• _Selected passage_:
But why the endemic violence? I think development could occur if there wasn't so much violence. How do you stop the violence and establish order?
There but for the grace of God go you. Learn something and get over yourself.
Evidence that this God of yours really has grace, plz.
 
Cogo is basicaly had everything go wrong for it.

First it had the worst colonial experence. Under King Leopold the country was run for maxium profit with minimal investment.

Things got better under the Belgian administration to the point where they were probably not much worse than any other colonly but that didn't really help towards undoing the damage of the previous decade.

Independance in 1960 resulted in the usual problem of various parts of the country wanting to leave and a left wing goverment pissing off the CIA. Mobutu overthrew the rather weak goverment helped by belgium and CIA backing.

Mobutu kept the country sort of stable but that was about it. Little economic development and a cult of personality built around himself.

Cold war ended so CIA ceased to care. Mobutu drifted on untill 1996 untill the Rwandese Patriotic Front who had just finnished putting an end to the genocide in Rwanda got fed up with the cross boarder raids and invaded. Uganda and Angola backed them up and they found a local rebel leader (Kabila) to give them a hand. Without CIA backing Mobutu was pretty much useless so they kept advanceing untill they took the capital. Kabila was then left in charge of the country.

So far standard african things not working out to well story. Unfortunely while Mobutu was a brutal corrupt thug he was a least able to keep some level of control over the country. Kabila was not. Result was the various ethnic groups started fighting over traditional hatred and mineral rights and sounding countries took the opertunity to grab what they could.

This resulted in a situation where you had random miltias roming around stealing anything of value with no one haveing even regional control.
 
countdown till Bush gets blamed for this......
Yeah, let's blame Bush!

Because blaming those who actually perpetrated these atrocities would be construed as racism.
You guys certainly have a short memory for the 8 years the Republican leadership and the right wing NeoCons promoted blaming Clinton for anything and everything.

• _Items_:
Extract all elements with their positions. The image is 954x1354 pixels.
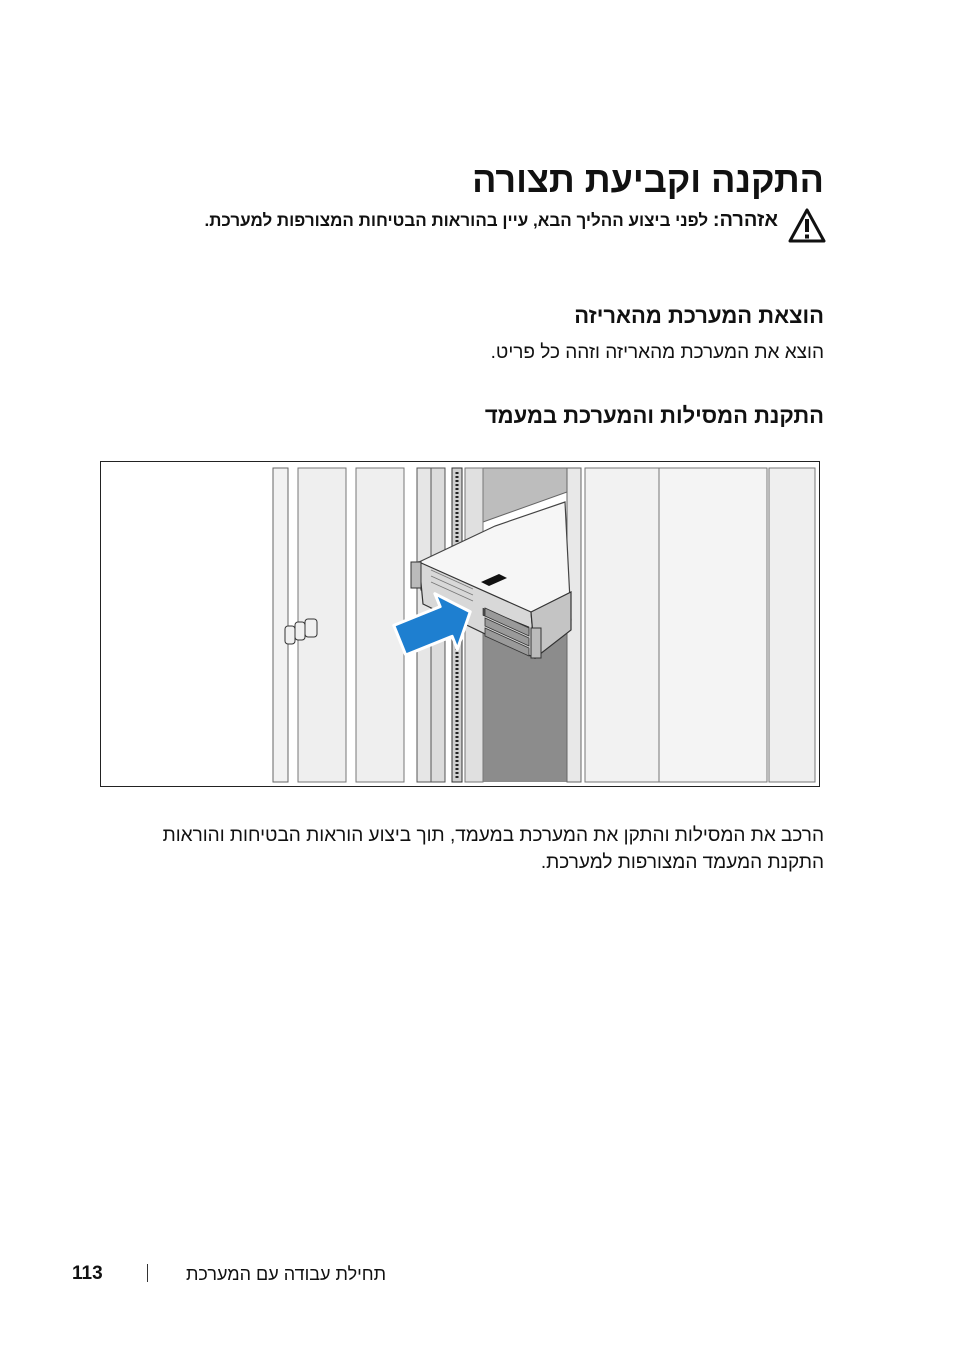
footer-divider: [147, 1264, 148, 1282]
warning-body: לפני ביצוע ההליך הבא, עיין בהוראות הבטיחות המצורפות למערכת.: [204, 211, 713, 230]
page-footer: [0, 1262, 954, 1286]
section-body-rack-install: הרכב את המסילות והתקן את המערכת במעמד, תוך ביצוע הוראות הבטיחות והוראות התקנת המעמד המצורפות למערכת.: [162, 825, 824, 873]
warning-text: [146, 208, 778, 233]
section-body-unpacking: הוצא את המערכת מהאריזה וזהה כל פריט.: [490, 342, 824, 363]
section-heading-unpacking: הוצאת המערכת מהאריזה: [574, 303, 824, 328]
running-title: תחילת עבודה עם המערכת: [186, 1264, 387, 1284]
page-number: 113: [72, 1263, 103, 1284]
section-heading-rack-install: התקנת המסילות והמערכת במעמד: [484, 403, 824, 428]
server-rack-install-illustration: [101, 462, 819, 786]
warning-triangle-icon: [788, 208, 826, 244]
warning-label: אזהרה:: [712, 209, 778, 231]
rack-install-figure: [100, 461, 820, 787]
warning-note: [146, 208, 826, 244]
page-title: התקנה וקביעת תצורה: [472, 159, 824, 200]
...
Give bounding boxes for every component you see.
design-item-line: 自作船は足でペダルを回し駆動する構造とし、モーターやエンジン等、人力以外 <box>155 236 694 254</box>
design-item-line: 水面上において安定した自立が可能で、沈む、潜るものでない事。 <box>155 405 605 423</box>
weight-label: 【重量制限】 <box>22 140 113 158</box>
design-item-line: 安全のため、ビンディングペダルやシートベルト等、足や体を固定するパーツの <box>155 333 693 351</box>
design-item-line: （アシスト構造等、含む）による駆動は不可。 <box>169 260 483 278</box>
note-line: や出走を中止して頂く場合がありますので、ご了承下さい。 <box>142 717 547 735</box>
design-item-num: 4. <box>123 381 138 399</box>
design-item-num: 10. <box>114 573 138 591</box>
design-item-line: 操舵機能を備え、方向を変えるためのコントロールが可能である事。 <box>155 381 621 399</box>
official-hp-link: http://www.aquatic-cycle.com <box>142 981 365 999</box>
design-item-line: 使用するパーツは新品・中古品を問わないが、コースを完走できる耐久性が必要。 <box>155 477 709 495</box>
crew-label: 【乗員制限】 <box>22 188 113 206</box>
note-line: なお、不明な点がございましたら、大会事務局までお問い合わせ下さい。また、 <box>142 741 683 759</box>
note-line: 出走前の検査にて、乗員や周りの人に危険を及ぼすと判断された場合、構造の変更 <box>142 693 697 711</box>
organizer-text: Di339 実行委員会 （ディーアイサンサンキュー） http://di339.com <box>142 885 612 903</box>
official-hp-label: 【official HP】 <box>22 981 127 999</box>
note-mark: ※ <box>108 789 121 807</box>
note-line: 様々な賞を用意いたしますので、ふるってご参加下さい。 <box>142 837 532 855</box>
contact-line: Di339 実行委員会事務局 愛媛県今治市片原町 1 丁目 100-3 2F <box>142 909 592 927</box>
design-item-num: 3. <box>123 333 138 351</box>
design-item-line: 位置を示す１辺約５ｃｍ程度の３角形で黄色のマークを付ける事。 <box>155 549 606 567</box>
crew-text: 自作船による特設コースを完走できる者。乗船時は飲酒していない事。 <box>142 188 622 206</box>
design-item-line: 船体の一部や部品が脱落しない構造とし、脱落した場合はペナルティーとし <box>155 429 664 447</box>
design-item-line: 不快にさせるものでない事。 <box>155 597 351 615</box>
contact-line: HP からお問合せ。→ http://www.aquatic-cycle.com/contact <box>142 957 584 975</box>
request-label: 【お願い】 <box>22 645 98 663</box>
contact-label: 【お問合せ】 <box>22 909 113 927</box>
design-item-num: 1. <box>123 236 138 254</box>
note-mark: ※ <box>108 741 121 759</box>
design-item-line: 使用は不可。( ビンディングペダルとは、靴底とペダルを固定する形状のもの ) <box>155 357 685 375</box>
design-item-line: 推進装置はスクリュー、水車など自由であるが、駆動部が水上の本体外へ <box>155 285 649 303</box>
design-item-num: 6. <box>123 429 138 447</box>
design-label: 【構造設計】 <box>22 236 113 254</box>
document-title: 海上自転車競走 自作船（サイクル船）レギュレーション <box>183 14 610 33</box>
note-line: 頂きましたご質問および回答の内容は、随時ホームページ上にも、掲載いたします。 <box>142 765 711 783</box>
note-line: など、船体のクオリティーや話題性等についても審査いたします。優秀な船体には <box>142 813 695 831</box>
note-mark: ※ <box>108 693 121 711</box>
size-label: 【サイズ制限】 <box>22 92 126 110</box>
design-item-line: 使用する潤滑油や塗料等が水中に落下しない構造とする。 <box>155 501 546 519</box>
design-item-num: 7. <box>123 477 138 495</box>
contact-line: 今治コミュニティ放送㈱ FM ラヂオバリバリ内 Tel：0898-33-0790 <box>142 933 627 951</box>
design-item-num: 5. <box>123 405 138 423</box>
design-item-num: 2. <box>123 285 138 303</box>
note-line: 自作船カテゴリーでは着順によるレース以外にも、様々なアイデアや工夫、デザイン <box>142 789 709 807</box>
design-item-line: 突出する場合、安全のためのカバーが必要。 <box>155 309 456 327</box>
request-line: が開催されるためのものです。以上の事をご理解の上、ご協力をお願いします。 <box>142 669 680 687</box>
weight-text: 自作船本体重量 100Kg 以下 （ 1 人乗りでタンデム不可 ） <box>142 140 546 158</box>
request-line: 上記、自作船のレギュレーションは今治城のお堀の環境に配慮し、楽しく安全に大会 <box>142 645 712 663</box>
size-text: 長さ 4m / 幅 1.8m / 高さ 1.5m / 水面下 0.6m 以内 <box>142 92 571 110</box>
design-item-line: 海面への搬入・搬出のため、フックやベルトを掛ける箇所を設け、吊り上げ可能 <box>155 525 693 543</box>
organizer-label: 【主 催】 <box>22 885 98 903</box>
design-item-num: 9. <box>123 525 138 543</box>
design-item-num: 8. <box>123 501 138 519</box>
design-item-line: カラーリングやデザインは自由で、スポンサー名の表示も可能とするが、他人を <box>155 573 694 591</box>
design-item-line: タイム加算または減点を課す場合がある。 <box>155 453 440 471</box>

• _Problems to work on_:
• a. Can you copy the forum discussion about violence in Congo in full, word for word?
• b. In the first block of entries, can you repeat the stretch from the line containing "footer-divider: [147, 1264, 148, 1282]" through the line containing "warning-text: [146, 208, 778, 233]", including both of those lines and nothing else?

• _Answers for the exercise_:
• a.
But why the endemic violence? I think development could occur if there wasn't so much violence. How do you stop the violence and establish order?
There but for the grace of God go you. Learn something and get over yourself.
Evidence that this God of yours really has grace, plz.
 
Cogo is basicaly had everything go wrong for it.

First it had the worst colonial experence. Under King Leopold the country was run for maxium profit with minimal investment.

Things got better under the Belgian administration to the point where they were probably not much worse than any other colonly but that didn't really help towards undoing the damage of the previous decade.

Independance in 1960 resulted in the usual problem of various parts of the country wanting to leave and a left wing goverment pissing off the CIA. Mobutu overthrew the rather weak goverment helped by belgium and CIA backing.

Mobutu kept the country sort of stable but that was about it. Little economic development and a cult of personality built around himself.

Cold war ended so CIA ceased to care. Mobutu drifted on untill 1996 untill the Rwandese Patriotic Front who had just finnished putting an end to the genocide in Rwanda got fed up with the cross boarder raids and invaded. Uganda and Angola backed them up and they found a local rebel leader (Kabila) to give them a hand. Without CIA backing Mobutu was pretty much useless so they kept advanceing untill they took the capital. Kabila was then left in charge of the country.

So far standard african things not working out to well story. Unfortunely while Mobutu was a brutal corrupt thug he was a least able to keep some level of control over the country. Kabila was not. Result was the various ethnic groups started fighting over traditional hatred and mineral rights and sounding countries took the opertunity to grab what they could.

This resulted in a situation where you had random miltias roming around stealing anything of value with no one haveing even regional control.
 
countdown till Bush gets blamed for this......
Yeah, let's blame Bush!

Because blaming those who actually perpetrated these atrocities would be construed as racism.
You guys certainly have a short memory for the 8 years the Republican leadership and the right wing NeoCons promoted blaming Clinton for anything and everything.

• b.
footer-divider: [147, 1264, 148, 1282]
warning-body: לפני ביצוע ההליך הבא, עיין בהוראות הבטיחות המצורפות למערכת.: [204, 211, 713, 230]
page-footer: [0, 1262, 954, 1286]
section-body-rack-install: הרכב את המסילות והתקן את המערכת במעמד, תוך ביצוע הוראות הבטיחות והוראות התקנת המעמד המצורפות למערכת.: [162, 825, 824, 873]
warning-text: [146, 208, 778, 233]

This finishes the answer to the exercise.